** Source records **
— BEGIN —

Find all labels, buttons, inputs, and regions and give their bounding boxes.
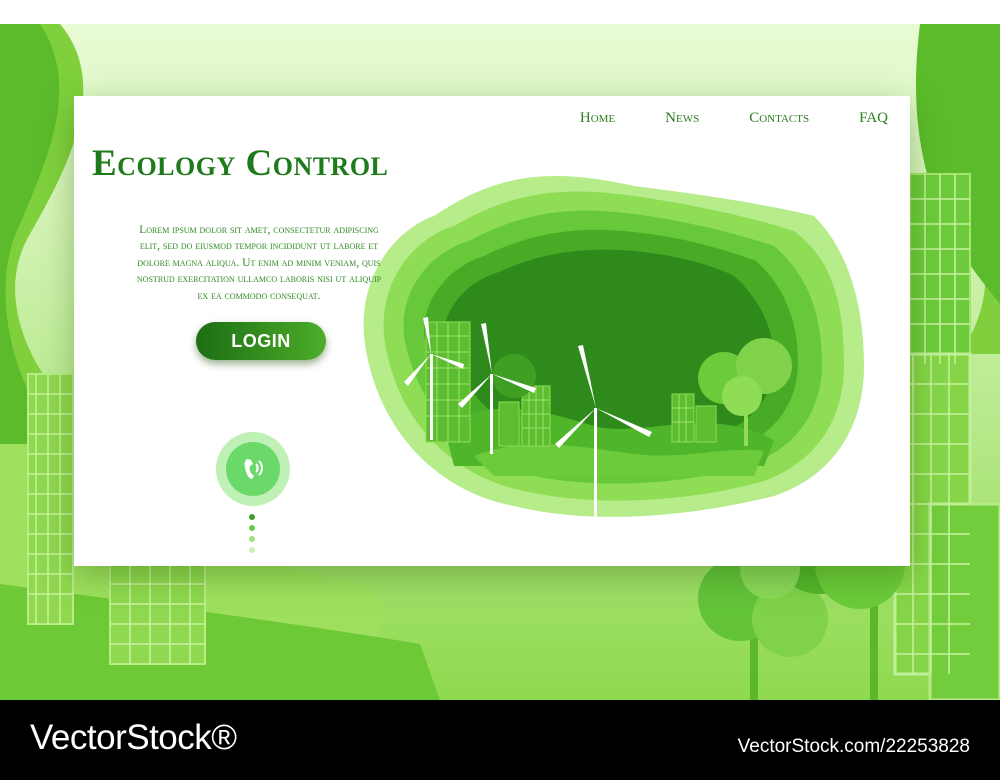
indicator-dot	[249, 525, 255, 531]
nav-faq[interactable]: FAQ	[859, 110, 888, 127]
phone-icon	[244, 459, 263, 479]
nav-news[interactable]: News	[665, 110, 699, 127]
watermark-brand: VectorStock®	[30, 718, 237, 757]
top-nav: Home News Contacts FAQ	[530, 110, 888, 127]
hero-description: Lorem ipsum dolor sit amet, consectetur …	[136, 223, 382, 302]
indicator-dot	[249, 547, 255, 553]
nav-home[interactable]: Home	[580, 110, 615, 127]
page-title: Ecology Control	[92, 143, 389, 184]
watermark-bar: VectorStock® VectorStock.com/22253828	[0, 700, 1000, 780]
indicator-dot	[249, 536, 255, 542]
watermark-id: VectorStock.com/22253828	[737, 736, 970, 757]
landing-card: Home News Contacts FAQ Ecology Control L…	[74, 96, 910, 566]
phone-contact-button[interactable]	[216, 432, 290, 506]
indicator-dot	[249, 514, 255, 520]
phone-icon-bg	[226, 442, 280, 496]
nav-contacts[interactable]: Contacts	[749, 110, 809, 127]
scroll-indicator	[249, 514, 257, 558]
login-button[interactable]: LOGIN	[196, 322, 326, 360]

— END —

** Short problem **
Reproduce the records above with every occurrence of "indicator-dot" replaced by "scroll-dot" and nothing else changed. Leave the pictures out.

** Task output **
Find all labels, buttons, inputs, and regions and give their bounding boxes.
scroll-dot	[249, 525, 255, 531]
nav-faq[interactable]: FAQ	[859, 110, 888, 127]
phone-icon	[244, 459, 263, 479]
nav-news[interactable]: News	[665, 110, 699, 127]
watermark-brand: VectorStock®	[30, 718, 237, 757]
top-nav: Home News Contacts FAQ	[530, 110, 888, 127]
hero-description: Lorem ipsum dolor sit amet, consectetur …	[136, 223, 382, 302]
scroll-dot	[249, 547, 255, 553]
nav-home[interactable]: Home	[580, 110, 615, 127]
page-title: Ecology Control	[92, 143, 389, 184]
watermark-bar: VectorStock® VectorStock.com/22253828	[0, 700, 1000, 780]
scroll-dot	[249, 536, 255, 542]
watermark-id: VectorStock.com/22253828	[737, 736, 970, 757]
landing-card: Home News Contacts FAQ Ecology Control L…	[74, 96, 910, 566]
phone-contact-button[interactable]	[216, 432, 290, 506]
scroll-dot	[249, 514, 255, 520]
phone-icon-bg	[226, 442, 280, 496]
nav-contacts[interactable]: Contacts	[749, 110, 809, 127]
scroll-indicator	[249, 514, 257, 558]
login-button[interactable]: LOGIN	[196, 322, 326, 360]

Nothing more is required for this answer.